━━ SOURCE EXCERPT ━━

The UN General Assembly observes a minute of silence to mourn the death of North Korean leader Kim Jong-il before a committee of the UN General Assembly began a meeting in New York on Thursday afternoon. Most envoys from Western countries walked out on the tribute. [AP/YONHAP]

The UN General Assembly yesterday paid a silent tribute to the late North Korean leader Kim Jong-il, sparking a walkout of ambassadors of Korea and other countries.

At the start of the assembly Thursday, its president, Qatar’s Nassir Abdulaziz Al-Nasser, told the diplomats, “It is my sad duty to pay tribute to the memory of the late Kim Jong-il.”


Around half the UN ambassadors were in the hall.

The president asked North Korean Ambassador Sin Son-ho to “convey condolences” and called on all envoys “to stand and observe a minute of silence in tribute to the memory of the late leader.”

A walkout ensued by ambassadors from South Korea, the United States, Japan, Britain, France, Germany and other countries. After the walkout, only a third of the seats were still occupied.

Al-Nasser read out all the official posts held by the North Korean leader and the remaining diplomats stood and bowed their heads for a minute.

Al-Nasser explained that it was a “protocol” move following a North Korean request.

“This is a man who is responsible for probably tens of thousands of deaths,” a European diplomat told AFP. “He is not a model for the UN.”

━━━

# [SET PROBLEM 1]
List the countries whose ambassadors the news report names as walking out of the tribute.
# [SET PROBLEM 2]
According to the news report, what share of the seats was still occupied after the walkout?
# [SET PROBLEM 3]
From the news report, extract the passage from "The UN General Assembly yesterday" up to and including "in the hall.".

━━ STORED ROWS ━━

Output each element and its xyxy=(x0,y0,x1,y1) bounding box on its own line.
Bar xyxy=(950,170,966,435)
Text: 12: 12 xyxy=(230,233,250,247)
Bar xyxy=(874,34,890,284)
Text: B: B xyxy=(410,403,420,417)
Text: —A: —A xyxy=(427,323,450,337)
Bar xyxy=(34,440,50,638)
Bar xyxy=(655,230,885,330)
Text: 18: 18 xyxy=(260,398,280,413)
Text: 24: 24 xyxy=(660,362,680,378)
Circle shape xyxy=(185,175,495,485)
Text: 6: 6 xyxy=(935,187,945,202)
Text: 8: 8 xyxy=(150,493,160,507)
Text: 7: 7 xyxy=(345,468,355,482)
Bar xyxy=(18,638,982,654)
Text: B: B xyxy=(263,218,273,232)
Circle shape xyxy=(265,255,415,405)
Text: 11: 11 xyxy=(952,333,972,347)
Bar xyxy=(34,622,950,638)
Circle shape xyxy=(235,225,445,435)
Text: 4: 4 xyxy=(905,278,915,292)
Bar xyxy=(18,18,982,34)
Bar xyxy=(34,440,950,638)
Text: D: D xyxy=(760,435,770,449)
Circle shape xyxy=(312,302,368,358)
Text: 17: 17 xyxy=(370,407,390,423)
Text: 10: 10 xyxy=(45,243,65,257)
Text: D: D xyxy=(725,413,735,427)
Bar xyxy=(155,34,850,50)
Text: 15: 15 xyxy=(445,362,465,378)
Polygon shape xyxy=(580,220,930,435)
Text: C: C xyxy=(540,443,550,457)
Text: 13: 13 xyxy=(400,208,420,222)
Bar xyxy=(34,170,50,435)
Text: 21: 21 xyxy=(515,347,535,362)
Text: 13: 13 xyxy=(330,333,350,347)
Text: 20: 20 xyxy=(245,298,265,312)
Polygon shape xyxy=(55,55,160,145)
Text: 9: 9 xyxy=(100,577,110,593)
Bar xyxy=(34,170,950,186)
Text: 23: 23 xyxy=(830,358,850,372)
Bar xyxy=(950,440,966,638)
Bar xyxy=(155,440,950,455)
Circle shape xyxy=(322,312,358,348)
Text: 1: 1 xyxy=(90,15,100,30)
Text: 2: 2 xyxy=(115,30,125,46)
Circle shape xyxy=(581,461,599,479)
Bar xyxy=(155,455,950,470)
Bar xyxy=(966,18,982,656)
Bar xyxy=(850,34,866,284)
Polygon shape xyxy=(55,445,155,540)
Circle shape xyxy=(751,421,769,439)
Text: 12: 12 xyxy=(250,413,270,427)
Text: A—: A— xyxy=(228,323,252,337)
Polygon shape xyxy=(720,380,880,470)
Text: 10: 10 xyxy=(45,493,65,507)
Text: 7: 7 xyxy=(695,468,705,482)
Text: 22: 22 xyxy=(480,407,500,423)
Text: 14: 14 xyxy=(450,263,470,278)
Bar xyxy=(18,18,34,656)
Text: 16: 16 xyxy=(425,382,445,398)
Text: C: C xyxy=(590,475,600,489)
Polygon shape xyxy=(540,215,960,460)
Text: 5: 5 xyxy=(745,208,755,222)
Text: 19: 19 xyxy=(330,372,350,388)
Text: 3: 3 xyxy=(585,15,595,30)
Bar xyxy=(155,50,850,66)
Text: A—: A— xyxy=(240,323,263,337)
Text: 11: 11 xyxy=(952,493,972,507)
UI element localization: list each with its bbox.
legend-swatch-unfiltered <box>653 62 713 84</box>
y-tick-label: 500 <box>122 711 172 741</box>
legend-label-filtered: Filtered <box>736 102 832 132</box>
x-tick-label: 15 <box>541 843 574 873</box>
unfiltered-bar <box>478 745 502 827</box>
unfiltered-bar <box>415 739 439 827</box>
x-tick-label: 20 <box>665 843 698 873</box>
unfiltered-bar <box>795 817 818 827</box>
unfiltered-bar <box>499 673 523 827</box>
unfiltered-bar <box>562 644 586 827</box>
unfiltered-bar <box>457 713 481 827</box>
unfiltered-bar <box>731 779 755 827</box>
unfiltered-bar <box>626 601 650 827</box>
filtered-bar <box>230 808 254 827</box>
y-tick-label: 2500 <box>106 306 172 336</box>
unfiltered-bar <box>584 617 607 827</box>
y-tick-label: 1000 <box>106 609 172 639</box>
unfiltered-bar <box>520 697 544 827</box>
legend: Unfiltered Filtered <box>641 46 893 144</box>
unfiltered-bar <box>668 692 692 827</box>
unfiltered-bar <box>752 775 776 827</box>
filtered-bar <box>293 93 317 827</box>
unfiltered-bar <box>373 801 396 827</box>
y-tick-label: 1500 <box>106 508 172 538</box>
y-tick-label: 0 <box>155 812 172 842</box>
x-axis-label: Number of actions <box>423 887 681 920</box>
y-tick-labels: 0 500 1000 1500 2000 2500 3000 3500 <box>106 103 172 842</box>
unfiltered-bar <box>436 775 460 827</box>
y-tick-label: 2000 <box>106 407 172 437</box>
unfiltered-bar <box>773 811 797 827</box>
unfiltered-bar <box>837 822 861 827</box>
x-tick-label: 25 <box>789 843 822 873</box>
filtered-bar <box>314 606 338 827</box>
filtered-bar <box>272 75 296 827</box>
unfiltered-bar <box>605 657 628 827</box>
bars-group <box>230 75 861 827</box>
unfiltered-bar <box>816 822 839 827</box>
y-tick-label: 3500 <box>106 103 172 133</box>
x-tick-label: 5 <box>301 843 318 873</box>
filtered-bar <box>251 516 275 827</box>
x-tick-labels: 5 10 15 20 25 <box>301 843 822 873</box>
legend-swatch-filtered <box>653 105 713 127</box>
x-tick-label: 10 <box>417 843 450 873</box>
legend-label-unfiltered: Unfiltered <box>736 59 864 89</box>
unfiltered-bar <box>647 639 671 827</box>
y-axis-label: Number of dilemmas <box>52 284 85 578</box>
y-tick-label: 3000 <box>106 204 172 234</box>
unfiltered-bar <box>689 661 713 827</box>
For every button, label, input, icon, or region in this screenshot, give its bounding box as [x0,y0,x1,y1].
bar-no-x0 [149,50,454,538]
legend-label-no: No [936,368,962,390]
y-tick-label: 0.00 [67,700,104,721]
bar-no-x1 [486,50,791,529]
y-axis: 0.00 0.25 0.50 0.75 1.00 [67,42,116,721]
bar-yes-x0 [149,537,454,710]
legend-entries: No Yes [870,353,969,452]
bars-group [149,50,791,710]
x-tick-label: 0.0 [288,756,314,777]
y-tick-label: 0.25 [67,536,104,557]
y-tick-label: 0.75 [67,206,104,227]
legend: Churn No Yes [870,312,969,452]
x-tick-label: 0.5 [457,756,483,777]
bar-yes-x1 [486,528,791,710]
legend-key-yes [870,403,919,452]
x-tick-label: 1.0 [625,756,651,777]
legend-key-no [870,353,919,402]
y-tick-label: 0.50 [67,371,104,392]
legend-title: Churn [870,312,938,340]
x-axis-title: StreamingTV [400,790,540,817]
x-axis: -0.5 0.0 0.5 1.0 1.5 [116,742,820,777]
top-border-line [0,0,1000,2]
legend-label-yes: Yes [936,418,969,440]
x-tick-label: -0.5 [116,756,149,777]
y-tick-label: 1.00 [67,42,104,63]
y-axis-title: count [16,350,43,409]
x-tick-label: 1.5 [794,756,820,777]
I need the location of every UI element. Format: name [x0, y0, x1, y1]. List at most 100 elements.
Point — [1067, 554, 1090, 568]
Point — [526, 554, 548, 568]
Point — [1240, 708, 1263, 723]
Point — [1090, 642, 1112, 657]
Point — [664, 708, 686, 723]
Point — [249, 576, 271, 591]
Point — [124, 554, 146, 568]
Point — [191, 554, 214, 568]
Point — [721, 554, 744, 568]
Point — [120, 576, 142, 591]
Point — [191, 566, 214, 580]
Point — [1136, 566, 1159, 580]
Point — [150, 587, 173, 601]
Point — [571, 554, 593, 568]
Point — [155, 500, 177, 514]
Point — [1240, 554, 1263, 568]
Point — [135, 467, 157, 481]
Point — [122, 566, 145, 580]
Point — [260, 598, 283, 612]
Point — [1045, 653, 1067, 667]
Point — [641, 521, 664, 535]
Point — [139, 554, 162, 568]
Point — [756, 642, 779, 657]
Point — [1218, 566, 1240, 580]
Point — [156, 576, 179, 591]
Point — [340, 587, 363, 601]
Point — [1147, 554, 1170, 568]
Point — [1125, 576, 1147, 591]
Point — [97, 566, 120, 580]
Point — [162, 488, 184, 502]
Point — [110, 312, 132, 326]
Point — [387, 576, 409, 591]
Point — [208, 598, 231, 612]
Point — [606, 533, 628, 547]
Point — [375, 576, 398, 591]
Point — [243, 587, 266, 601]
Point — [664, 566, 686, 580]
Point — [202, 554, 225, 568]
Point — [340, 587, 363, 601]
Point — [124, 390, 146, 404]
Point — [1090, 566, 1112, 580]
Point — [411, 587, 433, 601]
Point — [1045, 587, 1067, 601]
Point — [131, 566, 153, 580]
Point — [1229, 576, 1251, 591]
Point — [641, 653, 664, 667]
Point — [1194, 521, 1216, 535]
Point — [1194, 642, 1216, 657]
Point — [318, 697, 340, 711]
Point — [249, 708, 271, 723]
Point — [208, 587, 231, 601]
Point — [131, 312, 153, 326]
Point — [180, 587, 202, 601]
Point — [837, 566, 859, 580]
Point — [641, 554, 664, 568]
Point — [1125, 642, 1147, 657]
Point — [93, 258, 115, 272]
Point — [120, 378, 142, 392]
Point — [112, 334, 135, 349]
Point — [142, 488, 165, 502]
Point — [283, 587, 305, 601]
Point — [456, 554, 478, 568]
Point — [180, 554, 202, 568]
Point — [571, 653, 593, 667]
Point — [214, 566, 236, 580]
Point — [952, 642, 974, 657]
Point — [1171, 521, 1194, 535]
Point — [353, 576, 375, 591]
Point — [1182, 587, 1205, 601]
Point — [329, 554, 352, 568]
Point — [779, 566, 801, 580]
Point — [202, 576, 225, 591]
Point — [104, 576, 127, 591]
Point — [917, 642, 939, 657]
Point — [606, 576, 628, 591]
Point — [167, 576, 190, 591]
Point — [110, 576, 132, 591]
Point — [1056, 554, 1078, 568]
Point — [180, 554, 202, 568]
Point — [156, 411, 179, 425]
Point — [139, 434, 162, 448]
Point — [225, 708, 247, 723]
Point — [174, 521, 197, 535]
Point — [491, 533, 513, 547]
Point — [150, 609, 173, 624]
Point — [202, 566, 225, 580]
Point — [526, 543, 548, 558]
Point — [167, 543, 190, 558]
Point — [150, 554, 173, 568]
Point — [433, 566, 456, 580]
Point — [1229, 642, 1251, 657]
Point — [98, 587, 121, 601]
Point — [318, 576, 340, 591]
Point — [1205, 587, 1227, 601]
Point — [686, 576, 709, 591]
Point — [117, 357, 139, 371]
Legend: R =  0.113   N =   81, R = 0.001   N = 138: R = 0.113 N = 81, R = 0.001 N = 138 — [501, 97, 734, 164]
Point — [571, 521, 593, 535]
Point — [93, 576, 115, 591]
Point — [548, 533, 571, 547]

━━━

# [REPLY 1]
South Korea, the United States, Japan, Britain, France, Germany

# [REPLY 2]
Only a third of the seats.

# [REPLY 3]
The UN General Assembly yesterday paid a silent tribute to the late North Korean leader Kim Jong-il, sparking a walkout of ambassadors of Korea and other countries.

At the start of the assembly Thursday, its president, Qatar’s Nassir Abdulaziz Al-Nasser, told the diplomats, “It is my sad duty to pay tribute to the memory of the late Kim Jong-il.”


Around half the UN ambassadors were in the hall.